[Direction]: Extract the text of every entry below exactly; leave images out.

++++ The input

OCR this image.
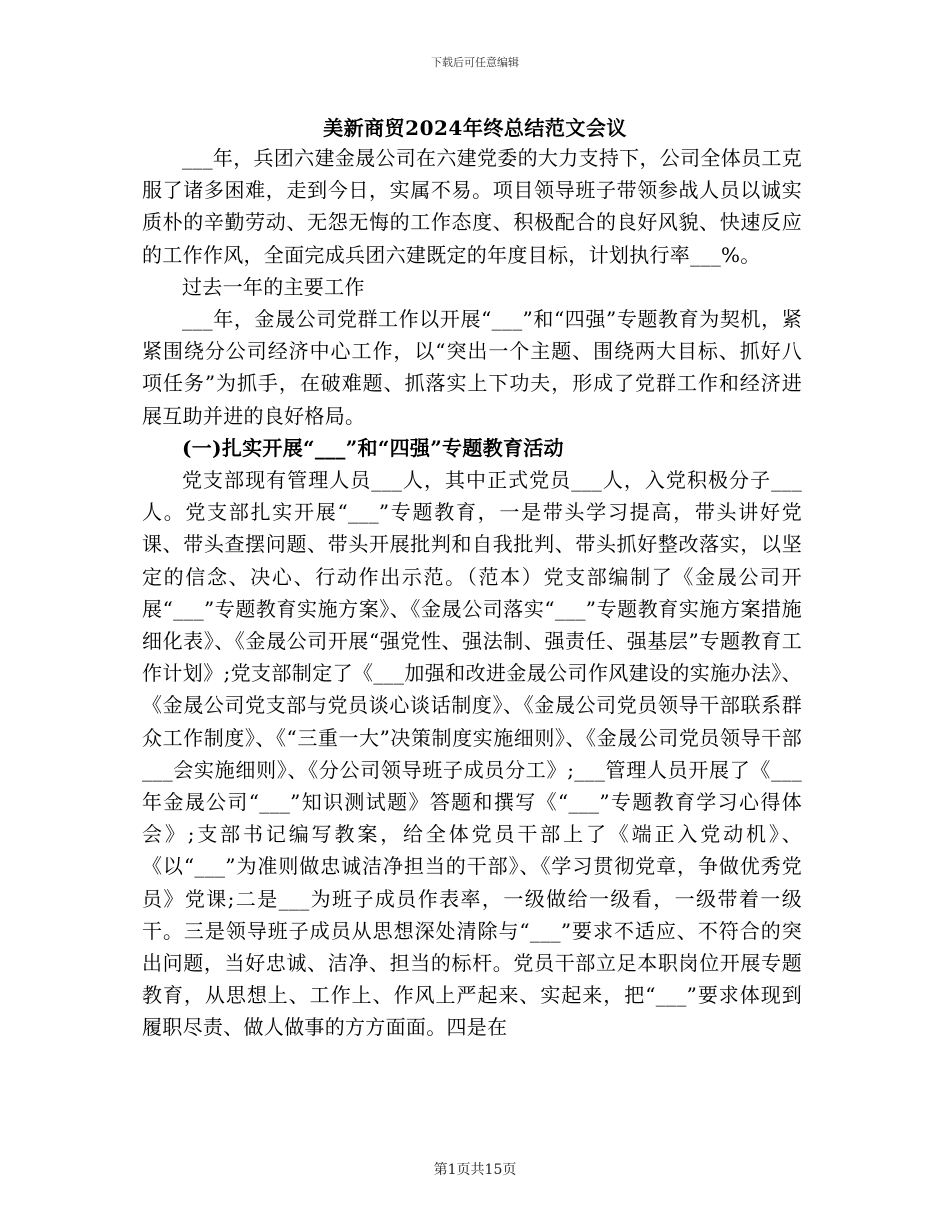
下载后可任意编辑
美新商贸2024年终总结范文会议

___年，兵团六建金晟公司在六建党委的大力支持下，公司全体员工克服了诸多困难，走到今日，实属不易。项目领导班子带领参战人员以诚实质朴的辛勤劳动、无怨无悔的工作态度、积极配合的良好风貌、快速反应的工作作风，全面完成兵团六建既定的年度目标，计划执行率___%。

过去一年的主要工作

___年，金晟公司党群工作以开展“___”和“四强”专题教育为契机，紧紧围绕分公司经济中心工作，以“突出一个主题、围绕两大目标、抓好八项任务”为抓手，在破难题、抓落实上下功夫，形成了党群工作和经济进展互助并进的良好格局。

(一)扎实开展“___”和“四强”专题教育活动

党支部现有管理人员___人，其中正式党员___人，入党积极分子___人。党支部扎实开展“___”专题教育，一是带头学习提高，带头讲好党课、带头查摆问题、带头开展批判和自我批判、带头抓好整改落实，以坚定的信念、决心、行动作出示范。（范本）党支部编制了《金晟公司开展“___”专题教育实施方案》、《金晟公司落实“___”专题教育实施方案措施细化表》、《金晟公司开展“强党性、强法制、强责任、强基层”专题教育工作计划》;党支部制定了《___加强和改进金晟公司作风建设的实施办法》、《金晟公司党支部与党员谈心谈话制度》、《金晟公司党员领导干部联系群众工作制度》、《“三重一大”决策制度实施细则》、《金晟公司党员领导干部___会实施细则》、《分公司领导班子成员分工》;___管理人员开展了《___年金晟公司“___”知识测试题》答题和撰写《“___”专题教育学习心得体会》;支部书记编写教案，给全体党员干部上了《端正入党动机》、《以“___”为准则做忠诚洁净担当的干部》、《学习贯彻党章，争做优秀党员》党课;二是___为班子成员作表率，一级做给一级看，一级带着一级干。三是领导班子成员从思想深处清除与“___”要求不适应、不符合的突出问题，当好忠诚、洁净、担当的标杆。党员干部立足本职岗位开展专题教育，从思想上、工作上、作风上严起来、实起来，把“___”要求体现到履职尽责、做人做事的方方面面。四是在

第1页共15页
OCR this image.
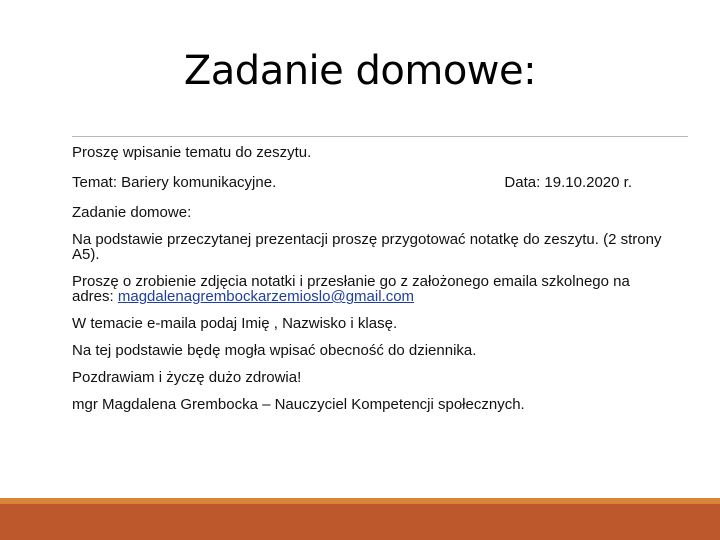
Zadanie domowe:
Proszę wpisanie tematu do zeszytu.
Temat: Bariery komunikacyjne.	Data: 19.10.2020 r.
Zadanie domowe:
Na podstawie przeczytanej prezentacji proszę przygotować notatkę do zeszytu. (2 strony A5).
Proszę o zrobienie zdjęcia notatki i przesłanie go z założonego emaila szkolnego na adres: magdalenagrembockarzemioslo@gmail.com
W temacie e-maila podaj Imię , Nazwisko i klasę.
Na tej podstawie będę mogła wpisać obecność do dziennika.
Pozdrawiam i życzę dużo zdrowia!
mgr Magdalena Grembocka – Nauczyciel Kompetencji społecznych.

++++++++

[Completed exercise]:
OCR this image.
下载后可任意编辑
美新商贸2024年终总结范文会议

___年，兵团六建金晟公司在六建党委的大力支持下，公司全体员工克服了诸多困难，走到今日，实属不易。项目领导班子带领参战人员以诚实质朴的辛勤劳动、无怨无悔的工作态度、积极配合的良好风貌、快速反应的工作作风，全面完成兵团六建既定的年度目标，计划执行率___%。

过去一年的主要工作

___年，金晟公司党群工作以开展“___”和“四强”专题教育为契机，紧紧围绕分公司经济中心工作，以“突出一个主题、围绕两大目标、抓好八项任务”为抓手，在破难题、抓落实上下功夫，形成了党群工作和经济进展互助并进的良好格局。

(一)扎实开展“___”和“四强”专题教育活动

党支部现有管理人员___人，其中正式党员___人，入党积极分子___人。党支部扎实开展“___”专题教育，一是带头学习提高，带头讲好党课、带头查摆问题、带头开展批判和自我批判、带头抓好整改落实，以坚定的信念、决心、行动作出示范。（范本）党支部编制了《金晟公司开展“___”专题教育实施方案》、《金晟公司落实“___”专题教育实施方案措施细化表》、《金晟公司开展“强党性、强法制、强责任、强基层”专题教育工作计划》;党支部制定了《___加强和改进金晟公司作风建设的实施办法》、《金晟公司党支部与党员谈心谈话制度》、《金晟公司党员领导干部联系群众工作制度》、《“三重一大”决策制度实施细则》、《金晟公司党员领导干部___会实施细则》、《分公司领导班子成员分工》;___管理人员开展了《___年金晟公司“___”知识测试题》答题和撰写《“___”专题教育学习心得体会》;支部书记编写教案，给全体党员干部上了《端正入党动机》、《以“___”为准则做忠诚洁净担当的干部》、《学习贯彻党章，争做优秀党员》党课;二是___为班子成员作表率，一级做给一级看，一级带着一级干。三是领导班子成员从思想深处清除与“___”要求不适应、不符合的突出问题，当好忠诚、洁净、担当的标杆。党员干部立足本职岗位开展专题教育，从思想上、工作上、作风上严起来、实起来，把“___”要求体现到履职尽责、做人做事的方方面面。四是在

第1页共15页
OCR this image.
Zadanie domowe:
Proszę wpisanie tematu do zeszytu.
Temat: Bariery komunikacyjne.	Data: 19.10.2020 r.
Zadanie domowe:
Na podstawie przeczytanej prezentacji proszę przygotować notatkę do zeszytu. (2 strony A5).
Proszę o zrobienie zdjęcia notatki i przesłanie go z założonego emaila szkolnego na adres: magdalenagrembockarzemioslo@gmail.com
W temacie e-maila podaj Imię , Nazwisko i klasę.
Na tej podstawie będę mogła wpisać obecność do dziennika.
Pozdrawiam i życzę dużo zdrowia!
mgr Magdalena Grembocka – Nauczyciel Kompetencji społecznych.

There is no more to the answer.